=== Task instructions ===
Output every record below exactly as it appears.

::: Dataset extract :::

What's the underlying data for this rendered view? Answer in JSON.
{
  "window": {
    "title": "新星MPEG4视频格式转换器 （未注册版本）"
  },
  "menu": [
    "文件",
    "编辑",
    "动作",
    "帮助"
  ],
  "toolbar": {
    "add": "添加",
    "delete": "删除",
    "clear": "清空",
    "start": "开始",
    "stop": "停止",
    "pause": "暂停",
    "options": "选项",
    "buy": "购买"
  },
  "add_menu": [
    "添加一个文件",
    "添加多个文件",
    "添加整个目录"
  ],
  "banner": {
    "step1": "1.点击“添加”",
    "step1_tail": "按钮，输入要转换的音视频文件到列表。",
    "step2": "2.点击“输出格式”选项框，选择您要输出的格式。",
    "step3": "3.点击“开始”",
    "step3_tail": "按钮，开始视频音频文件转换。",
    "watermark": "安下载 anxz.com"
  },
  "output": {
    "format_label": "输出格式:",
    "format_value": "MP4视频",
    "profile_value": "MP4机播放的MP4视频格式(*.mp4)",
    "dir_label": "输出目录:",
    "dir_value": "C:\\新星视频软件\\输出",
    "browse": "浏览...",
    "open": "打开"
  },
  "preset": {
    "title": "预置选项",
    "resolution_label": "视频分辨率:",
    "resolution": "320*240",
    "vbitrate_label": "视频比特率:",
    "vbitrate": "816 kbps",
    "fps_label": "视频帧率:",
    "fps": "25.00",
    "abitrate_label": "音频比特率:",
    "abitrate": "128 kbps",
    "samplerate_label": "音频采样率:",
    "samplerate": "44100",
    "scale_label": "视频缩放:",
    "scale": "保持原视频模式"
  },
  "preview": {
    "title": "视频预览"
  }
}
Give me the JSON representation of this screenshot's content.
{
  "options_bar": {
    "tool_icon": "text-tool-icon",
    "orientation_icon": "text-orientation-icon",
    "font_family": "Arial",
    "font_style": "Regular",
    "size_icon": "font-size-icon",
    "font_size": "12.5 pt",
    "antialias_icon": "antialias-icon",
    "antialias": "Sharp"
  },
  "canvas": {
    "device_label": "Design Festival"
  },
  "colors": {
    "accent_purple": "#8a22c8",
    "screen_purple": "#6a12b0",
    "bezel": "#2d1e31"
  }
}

:::

=== Answer in full ===
What's the underlying data for this rendered view? Answer in JSON.
{
  "window": {
    "title": "新星MPEG4视频格式转换器 （未注册版本）"
  },
  "menu": [
    "文件",
    "编辑",
    "动作",
    "帮助"
  ],
  "toolbar": {
    "add": "添加",
    "delete": "删除",
    "clear": "清空",
    "start": "开始",
    "stop": "停止",
    "pause": "暂停",
    "options": "选项",
    "buy": "购买"
  },
  "add_menu": [
    "添加一个文件",
    "添加多个文件",
    "添加整个目录"
  ],
  "banner": {
    "step1": "1.点击“添加”",
    "step1_tail": "按钮，输入要转换的音视频文件到列表。",
    "step2": "2.点击“输出格式”选项框，选择您要输出的格式。",
    "step3": "3.点击“开始”",
    "step3_tail": "按钮，开始视频音频文件转换。",
    "watermark": "安下载 anxz.com"
  },
  "output": {
    "format_label": "输出格式:",
    "format_value": "MP4视频",
    "profile_value": "MP4机播放的MP4视频格式(*.mp4)",
    "dir_label": "输出目录:",
    "dir_value": "C:\\新星视频软件\\输出",
    "browse": "浏览...",
    "open": "打开"
  },
  "preset": {
    "title": "预置选项",
    "resolution_label": "视频分辨率:",
    "resolution": "320*240",
    "vbitrate_label": "视频比特率:",
    "vbitrate": "816 kbps",
    "fps_label": "视频帧率:",
    "fps": "25.00",
    "abitrate_label": "音频比特率:",
    "abitrate": "128 kbps",
    "samplerate_label": "音频采样率:",
    "samplerate": "44100",
    "scale_label": "视频缩放:",
    "scale": "保持原视频模式"
  },
  "preview": {
    "title": "视频预览"
  }
}
Give me the JSON representation of this screenshot's content.
{
  "options_bar": {
    "tool_icon": "text-tool-icon",
    "orientation_icon": "text-orientation-icon",
    "font_family": "Arial",
    "font_style": "Regular",
    "size_icon": "font-size-icon",
    "font_size": "12.5 pt",
    "antialias_icon": "antialias-icon",
    "antialias": "Sharp"
  },
  "canvas": {
    "device_label": "Design Festival"
  },
  "colors": {
    "accent_purple": "#8a22c8",
    "screen_purple": "#6a12b0",
    "bezel": "#2d1e31"
  }
}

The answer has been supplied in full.